WHAT IS BEING ASKED —
Using the data below, copy each line that includes the word "burger".

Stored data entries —
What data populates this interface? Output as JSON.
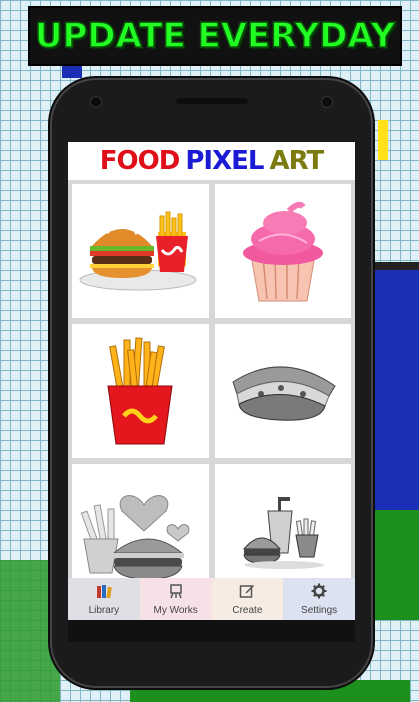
{
  "banner": {
    "text": "UPDATE EVERYDAY"
  },
  "app": {
    "title_words": [
      {
        "text": "FOOD",
        "color": "#e0101a"
      },
      {
        "text": "PIXEL",
        "color": "#1b1bd6"
      },
      {
        "text": "ART",
        "color": "#7b7b10"
      }
    ]
  },
  "gallery": {
    "tiles": [
      {
        "icon": "burger-fries-drink-icon"
      },
      {
        "icon": "cupcake-icon"
      },
      {
        "icon": "french-fries-icon"
      },
      {
        "icon": "sandwich-icon"
      },
      {
        "icon": "burger-hearts-icon"
      },
      {
        "icon": "fastfood-combo-icon"
      }
    ]
  },
  "tabs": [
    {
      "label": "Library",
      "icon": "books-icon",
      "bg": "#dfe0e6"
    },
    {
      "label": "My Works",
      "icon": "easel-icon",
      "bg": "#f6e2e6"
    },
    {
      "label": "Create",
      "icon": "edit-icon",
      "bg": "#f6ece4"
    },
    {
      "label": "Settings",
      "icon": "gear-icon",
      "bg": "#dce2f0"
    }
  ]
}
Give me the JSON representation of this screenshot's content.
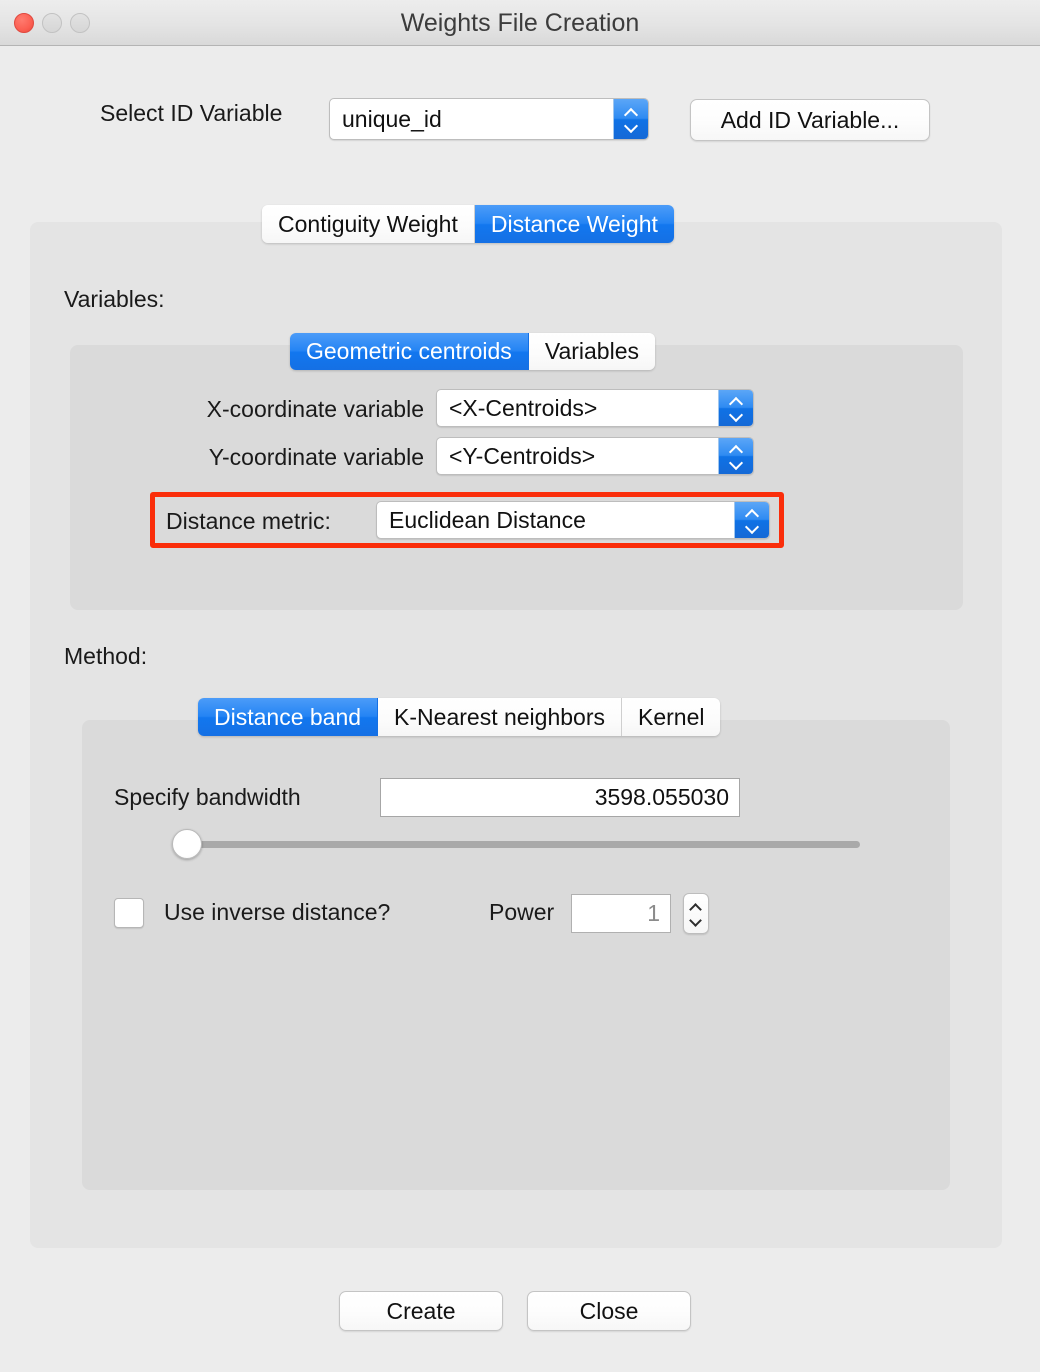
{
  "window": {
    "title": "Weights File Creation",
    "traffic_lights": [
      "close",
      "minimize",
      "maximize"
    ]
  },
  "id_variable": {
    "label": "Select ID Variable",
    "selected": "unique_id",
    "add_button": "Add ID Variable..."
  },
  "weight_tabs": [
    {
      "label": "Contiguity Weight",
      "active": false
    },
    {
      "label": "Distance Weight",
      "active": true
    }
  ],
  "variables": {
    "section_label": "Variables:",
    "tabs": [
      {
        "label": "Geometric centroids",
        "active": true
      },
      {
        "label": "Variables",
        "active": false
      }
    ],
    "x_label": "X-coordinate variable",
    "x_value": "<X-Centroids>",
    "y_label": "Y-coordinate variable",
    "y_value": "<Y-Centroids>",
    "metric_label": "Distance metric:",
    "metric_value": "Euclidean Distance",
    "highlight_color": "#fa2d0a"
  },
  "method": {
    "section_label": "Method:",
    "tabs": [
      {
        "label": "Distance band",
        "active": true
      },
      {
        "label": "K-Nearest neighbors",
        "active": false
      },
      {
        "label": "Kernel",
        "active": false
      }
    ],
    "bandwidth_label": "Specify bandwidth",
    "bandwidth_value": "3598.055030",
    "slider_position_percent": 0,
    "inverse_label": "Use inverse distance?",
    "inverse_checked": false,
    "power_label": "Power",
    "power_value": "1"
  },
  "footer": {
    "create_label": "Create",
    "close_label": "Close"
  },
  "colors": {
    "accent_blue": "#1277ef",
    "window_bg": "#ececec",
    "panel_bg": "#e4e4e4",
    "inner_panel_bg": "#dadada",
    "highlight_red": "#fa2d0a",
    "close_light": "#fb5f52"
  }
}
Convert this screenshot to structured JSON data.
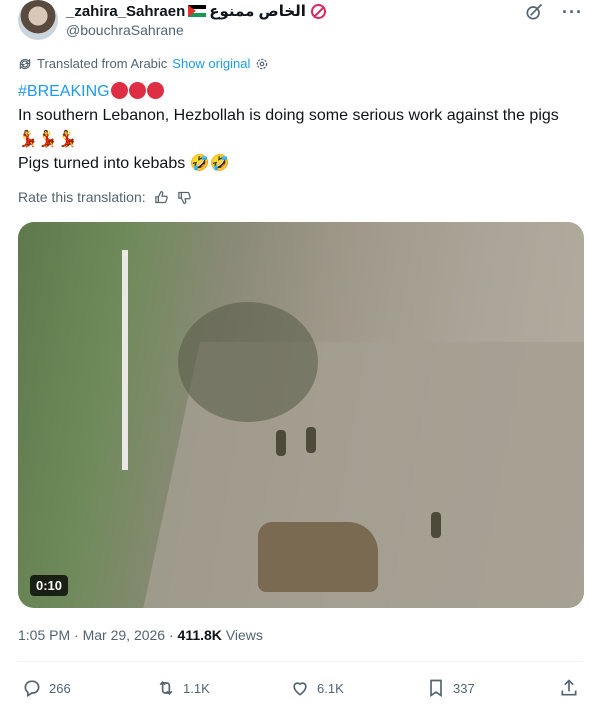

WRITTEN REPLY —
        "icon": "burger-fries-drink-icon"
        "icon": "burger-hearts-icon"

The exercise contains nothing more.